> _GIVEN INSTRUCTION_: The records that follow are to be transcribed in full, without their images.

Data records
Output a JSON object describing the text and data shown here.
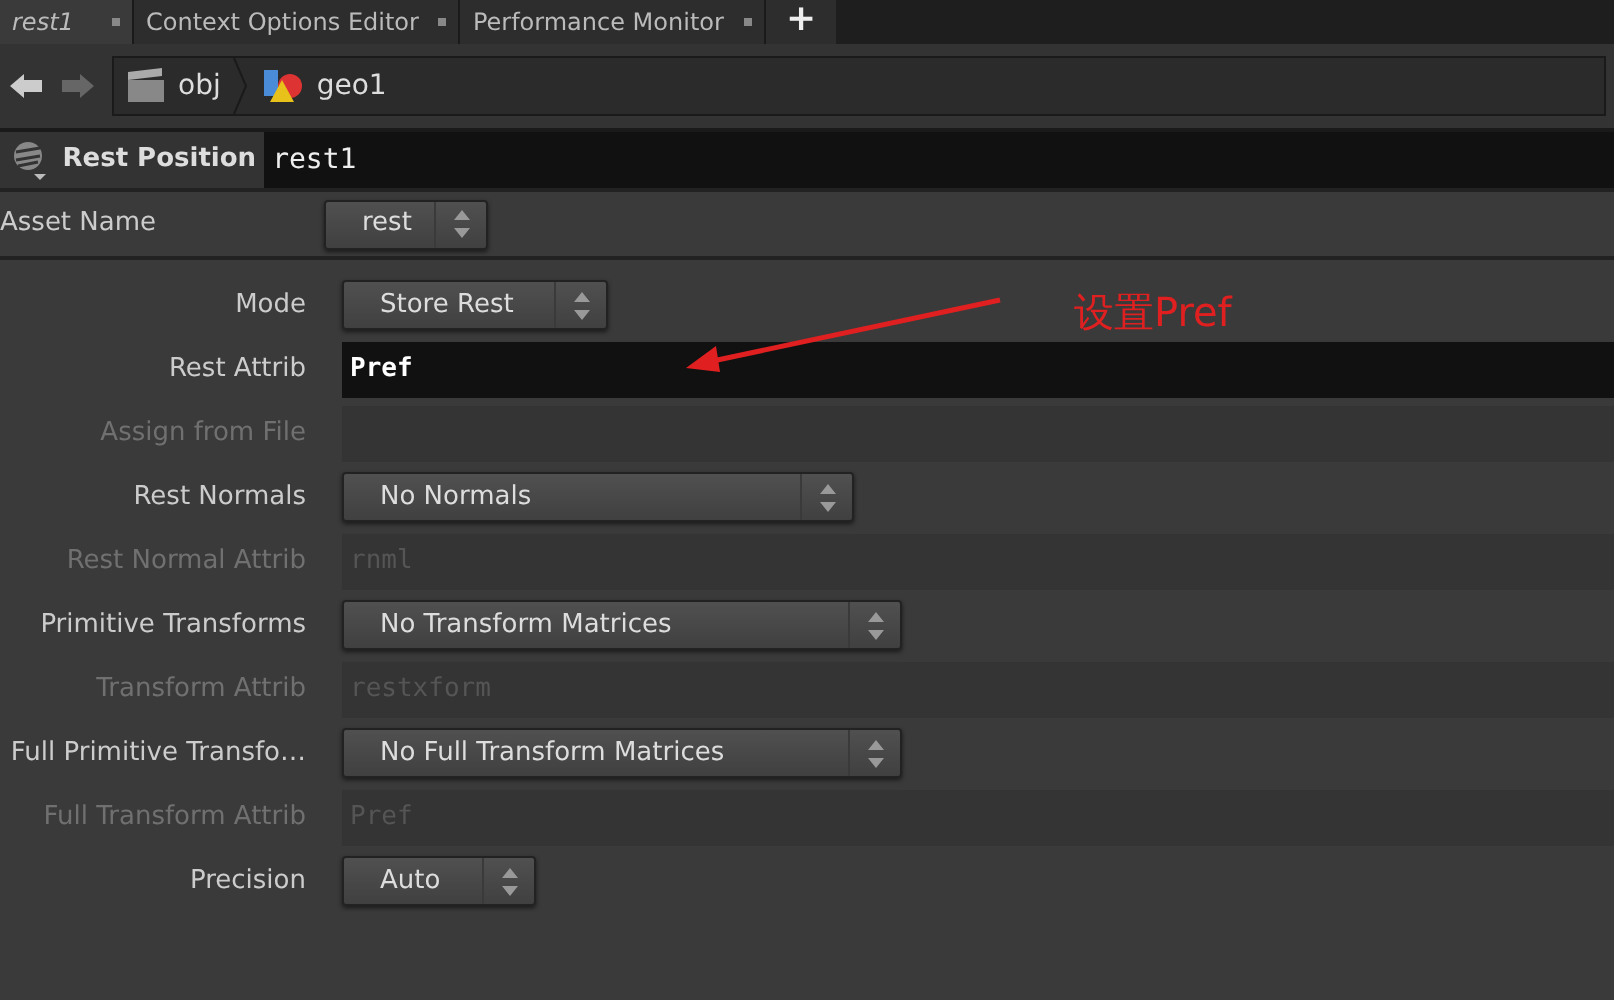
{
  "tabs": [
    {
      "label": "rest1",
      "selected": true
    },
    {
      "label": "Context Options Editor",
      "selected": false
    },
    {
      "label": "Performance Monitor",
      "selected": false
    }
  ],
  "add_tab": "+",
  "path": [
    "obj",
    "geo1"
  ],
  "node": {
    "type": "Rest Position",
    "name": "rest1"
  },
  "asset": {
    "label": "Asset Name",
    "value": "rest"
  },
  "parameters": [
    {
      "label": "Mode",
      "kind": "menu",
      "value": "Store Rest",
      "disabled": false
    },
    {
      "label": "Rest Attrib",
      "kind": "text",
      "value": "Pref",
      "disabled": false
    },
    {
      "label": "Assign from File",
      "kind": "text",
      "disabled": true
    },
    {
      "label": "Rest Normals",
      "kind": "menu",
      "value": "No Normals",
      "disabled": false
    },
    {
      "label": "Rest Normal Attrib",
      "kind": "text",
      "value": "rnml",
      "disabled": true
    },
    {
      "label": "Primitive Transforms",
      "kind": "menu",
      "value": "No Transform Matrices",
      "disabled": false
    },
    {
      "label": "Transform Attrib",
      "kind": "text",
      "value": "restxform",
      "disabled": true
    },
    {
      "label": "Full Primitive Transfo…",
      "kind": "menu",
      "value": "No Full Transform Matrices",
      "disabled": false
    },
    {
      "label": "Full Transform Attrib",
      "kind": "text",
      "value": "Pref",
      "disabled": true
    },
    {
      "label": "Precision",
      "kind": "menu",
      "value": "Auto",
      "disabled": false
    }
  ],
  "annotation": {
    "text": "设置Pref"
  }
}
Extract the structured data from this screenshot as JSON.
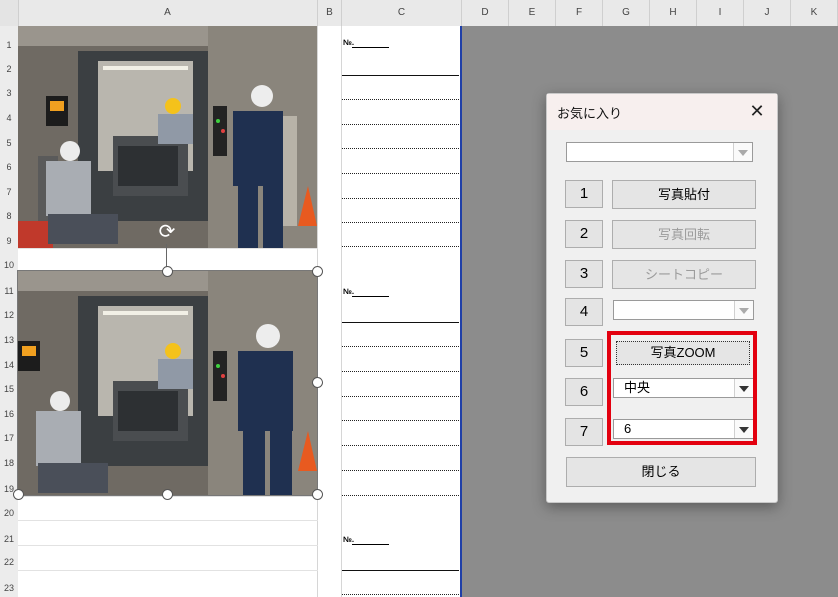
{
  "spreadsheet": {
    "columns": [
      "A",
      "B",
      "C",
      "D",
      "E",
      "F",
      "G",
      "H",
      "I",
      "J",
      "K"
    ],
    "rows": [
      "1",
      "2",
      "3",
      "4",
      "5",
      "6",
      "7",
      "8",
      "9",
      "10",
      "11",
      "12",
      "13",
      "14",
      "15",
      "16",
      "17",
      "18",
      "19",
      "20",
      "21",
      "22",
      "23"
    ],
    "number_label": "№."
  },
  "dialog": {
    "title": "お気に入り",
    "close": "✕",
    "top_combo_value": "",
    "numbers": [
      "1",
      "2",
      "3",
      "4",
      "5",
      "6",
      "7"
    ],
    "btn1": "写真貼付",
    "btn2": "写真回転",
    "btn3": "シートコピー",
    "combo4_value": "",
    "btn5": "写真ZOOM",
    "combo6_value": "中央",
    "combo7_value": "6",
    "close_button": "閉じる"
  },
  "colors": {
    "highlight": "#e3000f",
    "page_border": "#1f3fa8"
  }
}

> _RESPONSE_:
Output a JSON object describing the text and data shown here.
{
  "tabs": [
    {
      "label": "rest1",
      "selected": true
    },
    {
      "label": "Context Options Editor",
      "selected": false
    },
    {
      "label": "Performance Monitor",
      "selected": false
    }
  ],
  "add_tab": "+",
  "path": [
    "obj",
    "geo1"
  ],
  "node": {
    "type": "Rest Position",
    "name": "rest1"
  },
  "asset": {
    "label": "Asset Name",
    "value": "rest"
  },
  "parameters": [
    {
      "label": "Mode",
      "kind": "menu",
      "value": "Store Rest",
      "disabled": false
    },
    {
      "label": "Rest Attrib",
      "kind": "text",
      "value": "Pref",
      "disabled": false
    },
    {
      "label": "Assign from File",
      "kind": "text",
      "disabled": true
    },
    {
      "label": "Rest Normals",
      "kind": "menu",
      "value": "No Normals",
      "disabled": false
    },
    {
      "label": "Rest Normal Attrib",
      "kind": "text",
      "value": "rnml",
      "disabled": true
    },
    {
      "label": "Primitive Transforms",
      "kind": "menu",
      "value": "No Transform Matrices",
      "disabled": false
    },
    {
      "label": "Transform Attrib",
      "kind": "text",
      "value": "restxform",
      "disabled": true
    },
    {
      "label": "Full Primitive Transfo…",
      "kind": "menu",
      "value": "No Full Transform Matrices",
      "disabled": false
    },
    {
      "label": "Full Transform Attrib",
      "kind": "text",
      "value": "Pref",
      "disabled": true
    },
    {
      "label": "Precision",
      "kind": "menu",
      "value": "Auto",
      "disabled": false
    }
  ],
  "annotation": {
    "text": "设置Pref"
  }
}
Extract the structured data from this screenshot as JSON.
{
  "spreadsheet": {
    "columns": [
      "A",
      "B",
      "C",
      "D",
      "E",
      "F",
      "G",
      "H",
      "I",
      "J",
      "K"
    ],
    "rows": [
      "1",
      "2",
      "3",
      "4",
      "5",
      "6",
      "7",
      "8",
      "9",
      "10",
      "11",
      "12",
      "13",
      "14",
      "15",
      "16",
      "17",
      "18",
      "19",
      "20",
      "21",
      "22",
      "23"
    ],
    "number_label": "№."
  },
  "dialog": {
    "title": "お気に入り",
    "close": "✕",
    "top_combo_value": "",
    "numbers": [
      "1",
      "2",
      "3",
      "4",
      "5",
      "6",
      "7"
    ],
    "btn1": "写真貼付",
    "btn2": "写真回転",
    "btn3": "シートコピー",
    "combo4_value": "",
    "btn5": "写真ZOOM",
    "combo6_value": "中央",
    "combo7_value": "6",
    "close_button": "閉じる"
  },
  "colors": {
    "highlight": "#e3000f",
    "page_border": "#1f3fa8"
  }
}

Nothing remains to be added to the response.